::: EXTRACTED INFORMATION

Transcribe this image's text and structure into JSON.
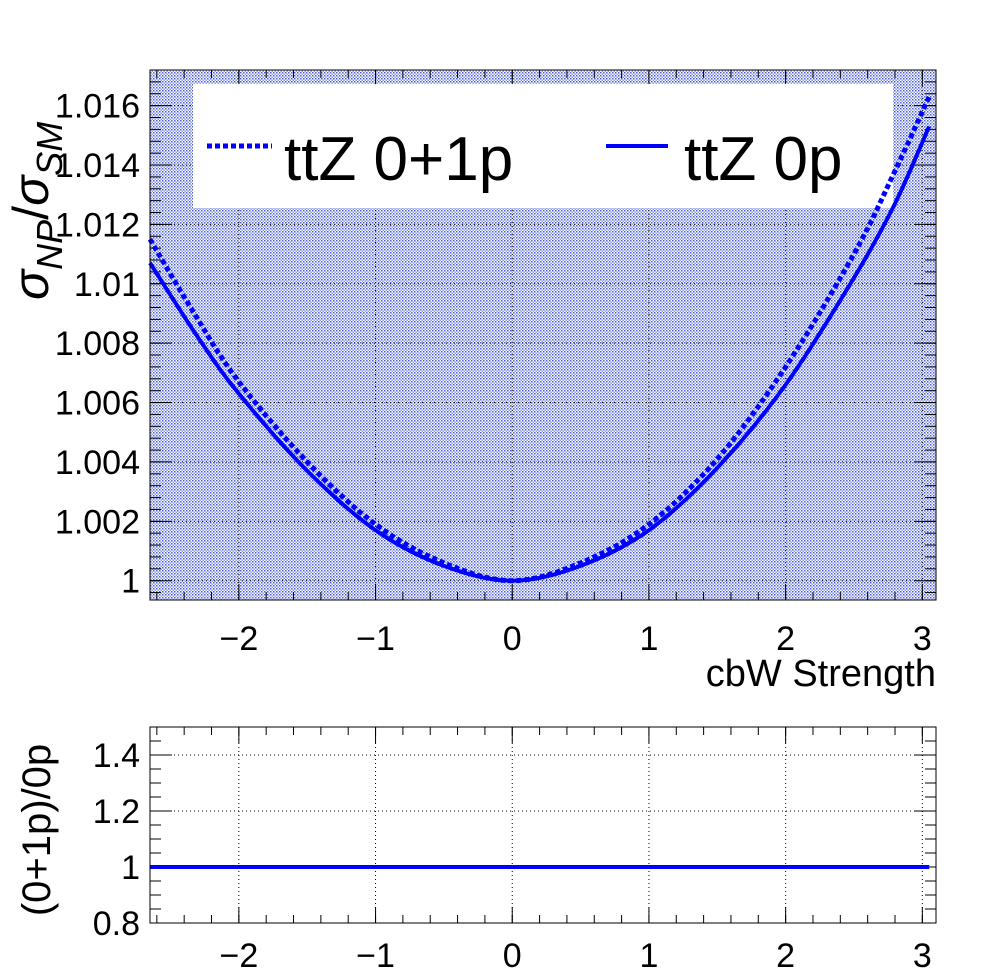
{
  "chart_data": [
    {
      "type": "line",
      "panel": "main",
      "xlabel": "cbW Strength",
      "ylabel": "σ_NP/σ_SM",
      "ylabel_parts": {
        "sym1": "σ",
        "sub1": "NP",
        "slash": "/",
        "sym2": "σ",
        "sub2": "SM"
      },
      "xlim": [
        -2.65,
        3.1
      ],
      "ylim": [
        0.99935,
        1.0172
      ],
      "x_ticks": [
        -2,
        -1,
        0,
        1,
        2,
        3
      ],
      "x_tick_labels": [
        "−2",
        "−1",
        "0",
        "1",
        "2",
        "3"
      ],
      "y_ticks": [
        1.0,
        1.002,
        1.004,
        1.006,
        1.008,
        1.01,
        1.012,
        1.014,
        1.016
      ],
      "y_tick_labels": [
        "1",
        "1.002",
        "1.004",
        "1.006",
        "1.008",
        "1.01",
        "1.012",
        "1.014",
        "1.016"
      ],
      "grid": true,
      "legend_position": "top",
      "series": [
        {
          "name": "ttZ 0+1p",
          "style": "dotted",
          "color": "#0000ff",
          "x": [
            -2.65,
            -2.3,
            -2.0,
            -1.5,
            -1.0,
            -0.5,
            0.0,
            0.5,
            1.0,
            1.5,
            2.0,
            2.5,
            2.8,
            3.05
          ],
          "y": [
            1.0115,
            1.0088,
            1.0067,
            1.004,
            1.0019,
            1.0006,
            1.0,
            1.0006,
            1.0019,
            1.0041,
            1.0072,
            1.011,
            1.0138,
            1.0163
          ]
        },
        {
          "name": "ttZ 0p",
          "style": "solid",
          "color": "#0000ff",
          "x": [
            -2.65,
            -2.3,
            -2.0,
            -1.5,
            -1.0,
            -0.5,
            0.0,
            0.5,
            1.0,
            1.5,
            2.0,
            2.5,
            2.8,
            3.05
          ],
          "y": [
            1.0107,
            1.0082,
            1.0063,
            1.0037,
            1.0017,
            1.0005,
            1.0,
            1.0005,
            1.0017,
            1.0038,
            1.0066,
            1.0102,
            1.0127,
            1.0153
          ]
        }
      ]
    },
    {
      "type": "line",
      "panel": "ratio",
      "xlabel": "",
      "ylabel": "(0+1p)/0p",
      "xlim": [
        -2.65,
        3.1
      ],
      "ylim": [
        0.8,
        1.5
      ],
      "x_ticks": [
        -2,
        -1,
        0,
        1,
        2,
        3
      ],
      "x_tick_labels": [
        "−2",
        "−1",
        "0",
        "1",
        "2",
        "3"
      ],
      "y_ticks": [
        0.8,
        1.0,
        1.2,
        1.4
      ],
      "y_tick_labels": [
        "0.8",
        "1",
        "1.2",
        "1.4"
      ],
      "grid": true,
      "series": [
        {
          "color": "#0000ff",
          "x": [
            -2.65,
            -1.0,
            0.0,
            1.0,
            3.05
          ],
          "y": [
            1.0,
            1.0,
            1.0,
            1.0,
            1.0
          ]
        }
      ]
    }
  ]
}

::::::

WORK TO BE COMPLETED
Every line should be retyped exactly, with the pictures omitted.

THE RESULT
Transcribe this image's text and structure into JSON.
{
  "chart_data": [
    {
      "type": "line",
      "panel": "main",
      "xlabel": "cbW Strength",
      "ylabel": "σ_NP/σ_SM",
      "ylabel_parts": {
        "sym1": "σ",
        "sub1": "NP",
        "slash": "/",
        "sym2": "σ",
        "sub2": "SM"
      },
      "xlim": [
        -2.65,
        3.1
      ],
      "ylim": [
        0.99935,
        1.0172
      ],
      "x_ticks": [
        -2,
        -1,
        0,
        1,
        2,
        3
      ],
      "x_tick_labels": [
        "−2",
        "−1",
        "0",
        "1",
        "2",
        "3"
      ],
      "y_ticks": [
        1.0,
        1.002,
        1.004,
        1.006,
        1.008,
        1.01,
        1.012,
        1.014,
        1.016
      ],
      "y_tick_labels": [
        "1",
        "1.002",
        "1.004",
        "1.006",
        "1.008",
        "1.01",
        "1.012",
        "1.014",
        "1.016"
      ],
      "grid": true,
      "legend_position": "top",
      "series": [
        {
          "name": "ttZ 0+1p",
          "style": "dotted",
          "color": "#0000ff",
          "x": [
            -2.65,
            -2.3,
            -2.0,
            -1.5,
            -1.0,
            -0.5,
            0.0,
            0.5,
            1.0,
            1.5,
            2.0,
            2.5,
            2.8,
            3.05
          ],
          "y": [
            1.0115,
            1.0088,
            1.0067,
            1.004,
            1.0019,
            1.0006,
            1.0,
            1.0006,
            1.0019,
            1.0041,
            1.0072,
            1.011,
            1.0138,
            1.0163
          ]
        },
        {
          "name": "ttZ 0p",
          "style": "solid",
          "color": "#0000ff",
          "x": [
            -2.65,
            -2.3,
            -2.0,
            -1.5,
            -1.0,
            -0.5,
            0.0,
            0.5,
            1.0,
            1.5,
            2.0,
            2.5,
            2.8,
            3.05
          ],
          "y": [
            1.0107,
            1.0082,
            1.0063,
            1.0037,
            1.0017,
            1.0005,
            1.0,
            1.0005,
            1.0017,
            1.0038,
            1.0066,
            1.0102,
            1.0127,
            1.0153
          ]
        }
      ]
    },
    {
      "type": "line",
      "panel": "ratio",
      "xlabel": "",
      "ylabel": "(0+1p)/0p",
      "xlim": [
        -2.65,
        3.1
      ],
      "ylim": [
        0.8,
        1.5
      ],
      "x_ticks": [
        -2,
        -1,
        0,
        1,
        2,
        3
      ],
      "x_tick_labels": [
        "−2",
        "−1",
        "0",
        "1",
        "2",
        "3"
      ],
      "y_ticks": [
        0.8,
        1.0,
        1.2,
        1.4
      ],
      "y_tick_labels": [
        "0.8",
        "1",
        "1.2",
        "1.4"
      ],
      "grid": true,
      "series": [
        {
          "color": "#0000ff",
          "x": [
            -2.65,
            -1.0,
            0.0,
            1.0,
            3.05
          ],
          "y": [
            1.0,
            1.0,
            1.0,
            1.0,
            1.0
          ]
        }
      ]
    }
  ]
}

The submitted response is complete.